Data records
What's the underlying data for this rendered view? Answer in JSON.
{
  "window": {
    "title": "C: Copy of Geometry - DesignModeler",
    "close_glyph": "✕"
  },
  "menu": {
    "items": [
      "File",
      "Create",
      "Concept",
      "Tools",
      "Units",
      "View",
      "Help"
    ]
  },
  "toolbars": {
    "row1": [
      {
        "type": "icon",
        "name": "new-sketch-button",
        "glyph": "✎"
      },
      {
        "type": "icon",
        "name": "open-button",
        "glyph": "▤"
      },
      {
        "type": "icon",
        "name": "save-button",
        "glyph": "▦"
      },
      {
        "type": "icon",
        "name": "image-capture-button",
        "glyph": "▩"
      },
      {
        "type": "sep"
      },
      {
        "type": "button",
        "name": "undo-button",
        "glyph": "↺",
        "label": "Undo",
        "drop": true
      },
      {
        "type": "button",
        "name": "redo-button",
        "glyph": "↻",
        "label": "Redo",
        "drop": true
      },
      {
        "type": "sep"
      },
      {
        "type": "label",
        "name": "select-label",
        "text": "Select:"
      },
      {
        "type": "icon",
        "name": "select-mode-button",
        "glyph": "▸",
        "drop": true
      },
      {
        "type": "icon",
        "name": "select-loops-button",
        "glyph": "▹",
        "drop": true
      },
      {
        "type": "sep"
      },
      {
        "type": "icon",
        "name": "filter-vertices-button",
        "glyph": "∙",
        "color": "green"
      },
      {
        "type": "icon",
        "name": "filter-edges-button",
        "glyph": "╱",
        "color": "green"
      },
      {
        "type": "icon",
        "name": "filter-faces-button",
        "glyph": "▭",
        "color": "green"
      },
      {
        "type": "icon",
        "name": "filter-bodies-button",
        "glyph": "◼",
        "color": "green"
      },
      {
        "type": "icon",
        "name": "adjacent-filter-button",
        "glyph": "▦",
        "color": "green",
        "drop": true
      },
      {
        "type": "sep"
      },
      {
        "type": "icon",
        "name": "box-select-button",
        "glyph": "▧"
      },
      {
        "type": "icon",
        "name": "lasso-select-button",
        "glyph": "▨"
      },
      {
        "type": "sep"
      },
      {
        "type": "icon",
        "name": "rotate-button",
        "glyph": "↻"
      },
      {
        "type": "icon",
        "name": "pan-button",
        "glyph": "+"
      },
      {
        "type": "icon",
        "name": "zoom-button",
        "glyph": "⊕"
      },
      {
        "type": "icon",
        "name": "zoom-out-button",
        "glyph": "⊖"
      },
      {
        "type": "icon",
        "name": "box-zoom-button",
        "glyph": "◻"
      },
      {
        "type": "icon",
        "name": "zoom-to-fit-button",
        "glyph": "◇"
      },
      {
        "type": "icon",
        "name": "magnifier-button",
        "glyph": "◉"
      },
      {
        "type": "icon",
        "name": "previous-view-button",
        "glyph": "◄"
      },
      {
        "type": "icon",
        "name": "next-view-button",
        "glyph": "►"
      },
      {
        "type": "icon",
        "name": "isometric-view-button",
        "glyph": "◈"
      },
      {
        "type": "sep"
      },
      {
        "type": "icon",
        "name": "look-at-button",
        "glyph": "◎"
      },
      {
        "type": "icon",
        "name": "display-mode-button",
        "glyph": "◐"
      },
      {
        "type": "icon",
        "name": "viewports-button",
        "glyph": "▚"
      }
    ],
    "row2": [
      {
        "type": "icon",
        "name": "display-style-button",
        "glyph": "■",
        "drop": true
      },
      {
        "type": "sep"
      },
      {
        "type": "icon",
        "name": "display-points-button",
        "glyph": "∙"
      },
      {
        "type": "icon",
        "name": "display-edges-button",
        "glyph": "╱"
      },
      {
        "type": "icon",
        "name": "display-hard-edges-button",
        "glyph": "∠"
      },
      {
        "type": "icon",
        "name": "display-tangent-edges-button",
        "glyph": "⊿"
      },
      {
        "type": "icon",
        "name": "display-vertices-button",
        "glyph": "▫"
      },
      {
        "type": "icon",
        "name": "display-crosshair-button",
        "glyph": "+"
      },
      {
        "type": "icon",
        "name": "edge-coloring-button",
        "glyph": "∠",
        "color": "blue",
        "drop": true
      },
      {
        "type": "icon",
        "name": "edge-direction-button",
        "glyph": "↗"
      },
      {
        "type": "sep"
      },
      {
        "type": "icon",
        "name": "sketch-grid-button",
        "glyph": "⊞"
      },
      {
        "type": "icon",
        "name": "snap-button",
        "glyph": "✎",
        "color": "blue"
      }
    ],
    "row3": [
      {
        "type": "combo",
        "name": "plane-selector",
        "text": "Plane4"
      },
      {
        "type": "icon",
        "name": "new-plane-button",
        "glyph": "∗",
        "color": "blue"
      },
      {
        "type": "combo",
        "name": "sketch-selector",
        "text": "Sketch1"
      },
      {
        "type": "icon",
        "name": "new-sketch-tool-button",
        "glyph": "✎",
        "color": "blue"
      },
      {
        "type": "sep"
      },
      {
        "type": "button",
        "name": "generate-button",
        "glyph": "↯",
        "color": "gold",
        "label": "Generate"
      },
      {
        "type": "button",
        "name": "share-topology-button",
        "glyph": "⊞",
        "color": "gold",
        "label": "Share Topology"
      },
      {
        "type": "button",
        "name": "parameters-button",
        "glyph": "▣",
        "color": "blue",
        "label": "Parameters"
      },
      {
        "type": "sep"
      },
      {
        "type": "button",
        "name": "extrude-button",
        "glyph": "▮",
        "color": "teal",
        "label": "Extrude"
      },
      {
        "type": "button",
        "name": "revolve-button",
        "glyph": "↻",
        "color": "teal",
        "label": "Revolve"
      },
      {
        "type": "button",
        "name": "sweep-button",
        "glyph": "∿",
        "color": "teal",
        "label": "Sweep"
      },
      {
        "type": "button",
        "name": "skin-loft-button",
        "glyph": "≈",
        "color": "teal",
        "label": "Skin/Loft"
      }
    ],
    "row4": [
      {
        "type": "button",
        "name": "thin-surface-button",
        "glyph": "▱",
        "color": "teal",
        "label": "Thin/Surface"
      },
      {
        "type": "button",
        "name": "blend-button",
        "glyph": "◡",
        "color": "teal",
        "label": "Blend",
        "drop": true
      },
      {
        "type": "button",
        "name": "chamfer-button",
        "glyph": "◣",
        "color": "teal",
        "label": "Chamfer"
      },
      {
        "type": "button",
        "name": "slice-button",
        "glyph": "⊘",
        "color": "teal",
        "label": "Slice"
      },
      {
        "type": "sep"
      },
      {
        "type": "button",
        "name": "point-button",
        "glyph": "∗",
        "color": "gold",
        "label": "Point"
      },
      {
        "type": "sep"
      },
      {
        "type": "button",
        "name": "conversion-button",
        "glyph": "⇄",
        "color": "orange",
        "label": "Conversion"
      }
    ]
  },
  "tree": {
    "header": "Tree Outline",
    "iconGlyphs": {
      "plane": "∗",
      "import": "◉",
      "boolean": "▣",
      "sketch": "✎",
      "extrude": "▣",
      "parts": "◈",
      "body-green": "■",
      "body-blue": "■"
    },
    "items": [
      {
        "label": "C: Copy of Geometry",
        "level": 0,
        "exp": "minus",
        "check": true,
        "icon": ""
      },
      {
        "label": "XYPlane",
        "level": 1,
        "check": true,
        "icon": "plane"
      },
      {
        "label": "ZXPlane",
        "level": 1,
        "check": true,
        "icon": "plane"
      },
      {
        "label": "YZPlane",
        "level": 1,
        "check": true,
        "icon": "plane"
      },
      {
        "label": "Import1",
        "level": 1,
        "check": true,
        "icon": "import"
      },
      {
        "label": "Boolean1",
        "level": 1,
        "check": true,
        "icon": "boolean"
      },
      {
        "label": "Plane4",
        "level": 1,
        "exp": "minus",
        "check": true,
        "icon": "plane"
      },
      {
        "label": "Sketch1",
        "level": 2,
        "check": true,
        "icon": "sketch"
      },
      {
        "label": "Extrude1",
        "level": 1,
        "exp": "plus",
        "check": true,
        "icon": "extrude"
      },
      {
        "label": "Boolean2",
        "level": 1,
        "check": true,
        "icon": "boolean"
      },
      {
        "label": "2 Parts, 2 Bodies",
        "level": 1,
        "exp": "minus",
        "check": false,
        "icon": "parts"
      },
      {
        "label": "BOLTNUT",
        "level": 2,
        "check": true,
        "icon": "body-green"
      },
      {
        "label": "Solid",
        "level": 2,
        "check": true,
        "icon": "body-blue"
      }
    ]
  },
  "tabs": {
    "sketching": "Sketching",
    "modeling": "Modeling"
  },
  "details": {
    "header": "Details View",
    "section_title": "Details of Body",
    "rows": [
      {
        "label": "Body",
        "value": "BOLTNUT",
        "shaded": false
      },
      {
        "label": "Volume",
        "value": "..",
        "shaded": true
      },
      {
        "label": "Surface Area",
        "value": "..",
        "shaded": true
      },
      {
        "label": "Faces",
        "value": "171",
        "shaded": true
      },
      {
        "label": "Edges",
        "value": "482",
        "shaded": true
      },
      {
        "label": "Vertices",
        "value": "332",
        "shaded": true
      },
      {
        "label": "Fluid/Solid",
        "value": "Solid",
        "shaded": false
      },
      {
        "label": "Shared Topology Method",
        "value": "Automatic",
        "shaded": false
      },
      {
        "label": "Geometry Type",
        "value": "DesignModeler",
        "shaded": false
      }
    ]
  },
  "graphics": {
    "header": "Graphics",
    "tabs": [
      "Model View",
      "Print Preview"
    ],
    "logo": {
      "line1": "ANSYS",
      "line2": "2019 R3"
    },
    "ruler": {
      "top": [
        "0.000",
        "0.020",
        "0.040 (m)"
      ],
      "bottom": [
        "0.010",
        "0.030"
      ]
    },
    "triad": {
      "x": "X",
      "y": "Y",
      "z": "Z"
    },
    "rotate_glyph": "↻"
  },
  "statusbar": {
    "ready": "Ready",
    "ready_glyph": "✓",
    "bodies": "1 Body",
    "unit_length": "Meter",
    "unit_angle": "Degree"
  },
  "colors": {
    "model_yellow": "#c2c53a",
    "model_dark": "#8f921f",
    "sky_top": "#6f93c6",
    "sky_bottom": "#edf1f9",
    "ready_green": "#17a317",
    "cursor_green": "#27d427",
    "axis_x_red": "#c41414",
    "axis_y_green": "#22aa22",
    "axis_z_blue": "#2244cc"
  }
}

■ **Requirement**
Pick out the lines that include the word "zoom" and write them out.

■ **Answer to the problem**
        "name": "zoom-button",
        "name": "zoom-out-button",
        "name": "box-zoom-button",
        "name": "zoom-to-fit-button",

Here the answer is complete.